• **Provided data**
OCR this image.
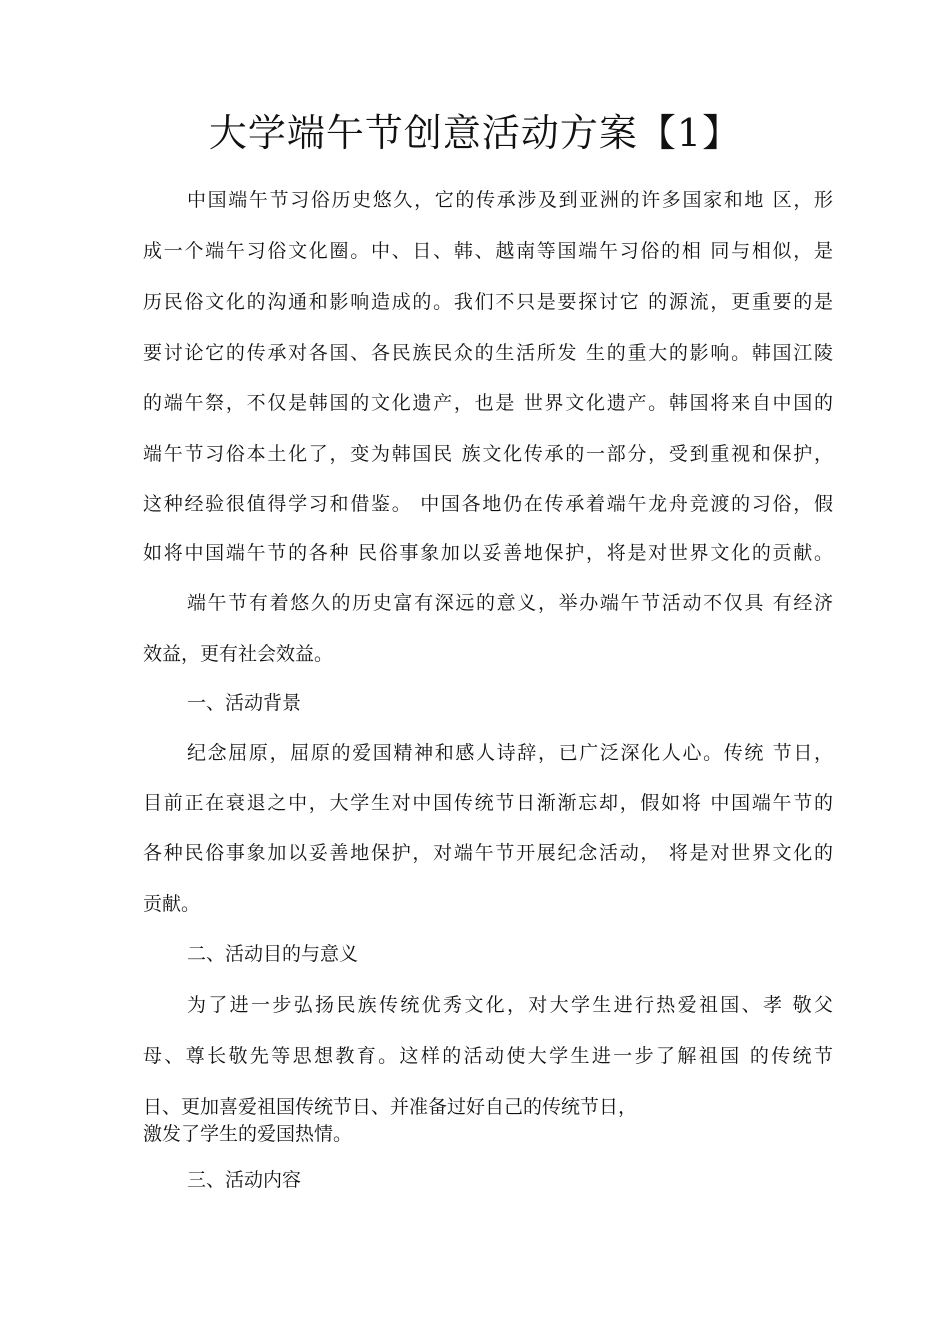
大学端午节创意活动方案【1】
中国端午节习俗历史悠久，它的传承涉及到亚洲的许多国家和地 区，形
成一个端午习俗文化圈。中、日、韩、越南等国端午习俗的相 同与相似，是
历民俗文化的沟通和影响造成的。我们不只是要探讨它 的源流，更重要的是
要讨论它的传承对各国、各民族民众的生活所发 生的重大的影响。韩国江陵
的端午祭，不仅是韩国的文化遗产，也是 世界文化遗产。韩国将来自中国的
端午节习俗本土化了，变为韩国民 族文化传承的一部分，受到重视和保护，
这种经验很值得学习和借鉴。 中国各地仍在传承着端午龙舟竞渡的习俗，假
如将中国端午节的各种 民俗事象加以妥善地保护，将是对世界文化的贡献。
端午节有着悠久的历史富有深远的意义，举办端午节活动不仅具 有经济
效益，更有社会效益。
一、活动背景
纪念屈原，屈原的爱国精神和感人诗辞，已广泛深化人心。传统 节日，
目前正在衰退之中，大学生对中国传统节日渐渐忘却，假如将 中国端午节的
各种民俗事象加以妥善地保护，对端午节开展纪念活动， 将是对世界文化的
贡献。
二、活动目的与意义
为了进一步弘扬民族传统优秀文化，对大学生进行热爱祖国、孝 敬父
母、尊长敬先等思想教育。这样的活动使大学生进一步了解祖国 的传统节
日、更加喜爱祖国传统节日、并准备过好自己的传统节日，
激发了学生的爱国热情。
三、活动内容
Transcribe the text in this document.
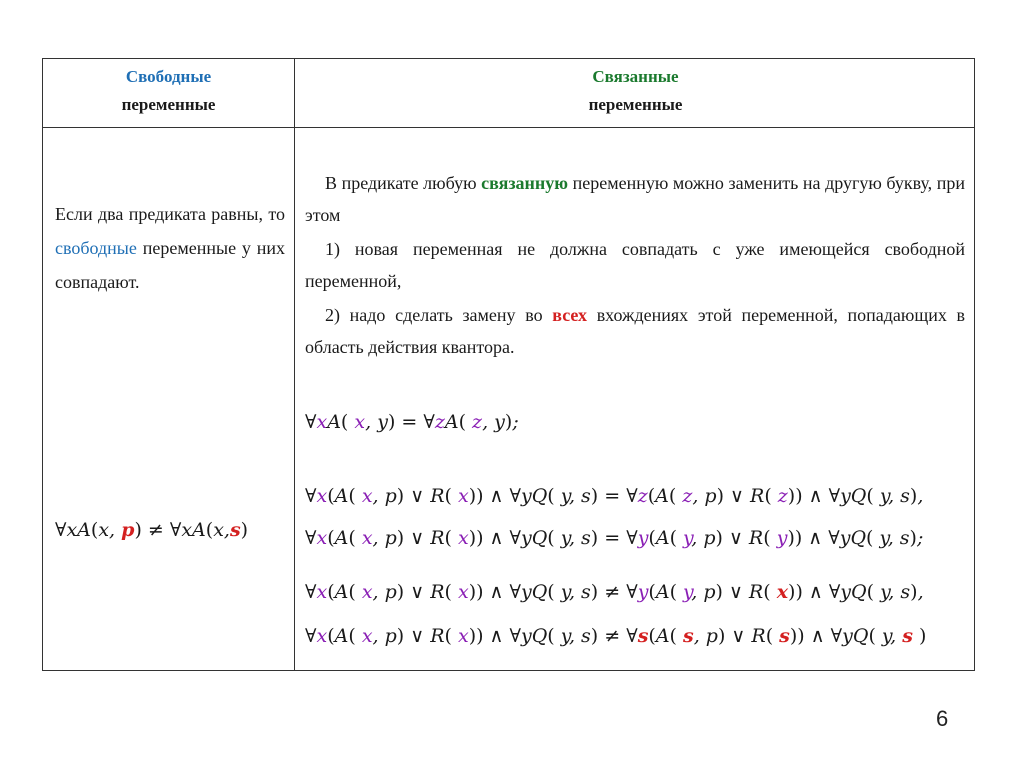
Свободные
переменные
Связанные
переменные
Если два предиката равны, то свободные переменные у них совпадают.
∀xA(x, p) ≠ ∀xA(x,s)

В предикате любую связанную переменную можно заменить на другую букву, при этом

1) новая переменная не должна совпадать с уже имеющейся свободной переменной,

2) надо сделать замену во всех вхождениях этой переменной, попадающих в область действия квантора.

∀xA( x, y) = ∀zA( z, y);
∀x(A( x, p) ∨ R( x)) ∧ ∀yQ( y, s) = ∀z(A( z, p) ∨ R( z)) ∧ ∀yQ( y, s),
∀x(A( x, p) ∨ R( x)) ∧ ∀yQ( y, s) = ∀y(A( y, p) ∨ R( y)) ∧ ∀yQ( y, s);
∀x(A( x, p) ∨ R( x)) ∧ ∀yQ( y, s) ≠ ∀y(A( y, p) ∨ R( x)) ∧ ∀yQ( y, s),
∀x(A( x, p) ∨ R( x)) ∧ ∀yQ( y, s) ≠ ∀s(A( s, p) ∨ R( s)) ∧ ∀yQ( y, s )
6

• **Work to be completed**
Return all the lines that contain the string "this".

• **Problem solution**
OCR this image.
Transcribe the text in this document.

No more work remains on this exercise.